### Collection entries
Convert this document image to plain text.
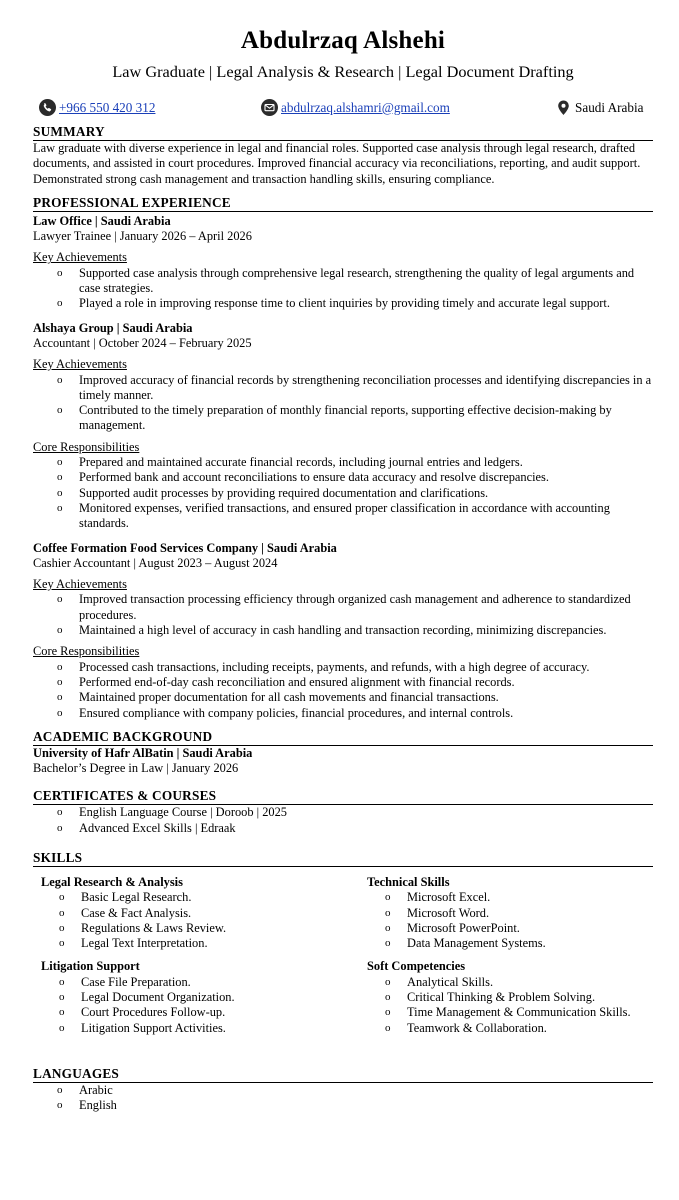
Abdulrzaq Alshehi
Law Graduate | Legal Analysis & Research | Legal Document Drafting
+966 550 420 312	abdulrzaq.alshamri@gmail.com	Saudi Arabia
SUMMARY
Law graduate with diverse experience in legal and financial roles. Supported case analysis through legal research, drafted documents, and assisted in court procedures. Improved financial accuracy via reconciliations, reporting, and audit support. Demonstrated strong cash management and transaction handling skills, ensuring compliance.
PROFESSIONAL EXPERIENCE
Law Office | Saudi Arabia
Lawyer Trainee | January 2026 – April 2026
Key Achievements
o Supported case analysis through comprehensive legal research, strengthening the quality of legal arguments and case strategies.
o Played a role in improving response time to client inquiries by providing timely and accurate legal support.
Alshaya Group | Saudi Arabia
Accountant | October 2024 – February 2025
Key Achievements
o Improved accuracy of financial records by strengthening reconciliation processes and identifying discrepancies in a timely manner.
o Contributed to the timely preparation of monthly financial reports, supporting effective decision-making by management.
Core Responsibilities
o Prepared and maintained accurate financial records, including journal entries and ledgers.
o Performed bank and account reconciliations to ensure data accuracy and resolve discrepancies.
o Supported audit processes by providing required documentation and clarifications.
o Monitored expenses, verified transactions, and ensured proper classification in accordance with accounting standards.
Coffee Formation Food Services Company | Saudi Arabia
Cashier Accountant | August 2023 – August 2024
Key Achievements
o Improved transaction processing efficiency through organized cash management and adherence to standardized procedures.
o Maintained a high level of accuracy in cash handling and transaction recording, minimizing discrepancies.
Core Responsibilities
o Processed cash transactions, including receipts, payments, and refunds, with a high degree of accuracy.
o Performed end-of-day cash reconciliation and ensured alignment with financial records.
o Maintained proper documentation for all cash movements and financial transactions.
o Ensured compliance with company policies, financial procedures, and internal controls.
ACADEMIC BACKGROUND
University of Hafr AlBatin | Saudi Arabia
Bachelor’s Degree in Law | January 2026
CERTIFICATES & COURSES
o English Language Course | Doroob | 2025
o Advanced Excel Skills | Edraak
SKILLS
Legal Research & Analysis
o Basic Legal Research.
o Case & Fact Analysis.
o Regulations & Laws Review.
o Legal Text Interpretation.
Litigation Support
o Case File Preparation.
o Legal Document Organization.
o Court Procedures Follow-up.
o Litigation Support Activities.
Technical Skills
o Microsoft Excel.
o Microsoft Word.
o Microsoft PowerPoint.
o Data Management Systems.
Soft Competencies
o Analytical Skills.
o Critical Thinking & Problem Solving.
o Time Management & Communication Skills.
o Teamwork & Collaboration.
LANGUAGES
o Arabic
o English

* * *

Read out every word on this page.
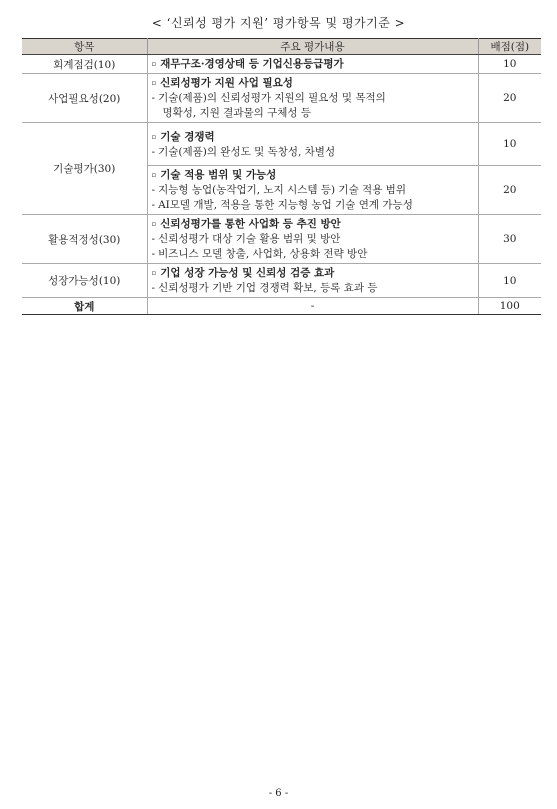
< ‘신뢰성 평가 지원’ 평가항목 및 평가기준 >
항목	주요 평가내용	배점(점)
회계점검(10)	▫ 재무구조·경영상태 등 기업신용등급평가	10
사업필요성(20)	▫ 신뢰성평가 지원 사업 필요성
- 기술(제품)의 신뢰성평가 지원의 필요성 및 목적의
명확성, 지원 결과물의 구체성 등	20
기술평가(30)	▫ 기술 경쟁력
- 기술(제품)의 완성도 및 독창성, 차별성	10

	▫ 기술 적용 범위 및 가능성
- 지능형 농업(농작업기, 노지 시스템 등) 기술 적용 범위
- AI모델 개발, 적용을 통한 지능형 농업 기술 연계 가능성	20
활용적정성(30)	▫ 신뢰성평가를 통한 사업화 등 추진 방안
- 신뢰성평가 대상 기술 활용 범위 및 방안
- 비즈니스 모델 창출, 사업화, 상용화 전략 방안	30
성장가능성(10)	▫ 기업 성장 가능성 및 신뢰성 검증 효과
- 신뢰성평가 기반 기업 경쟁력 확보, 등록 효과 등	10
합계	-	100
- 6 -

### EXERCISE DIRECTIONS
Read the entries and show each line that mentions "documentation".

### COMPLETE RESPONSE
o Supported audit processes by providing required documentation and clarifications.
o Maintained proper documentation for all cash movements and financial transactions.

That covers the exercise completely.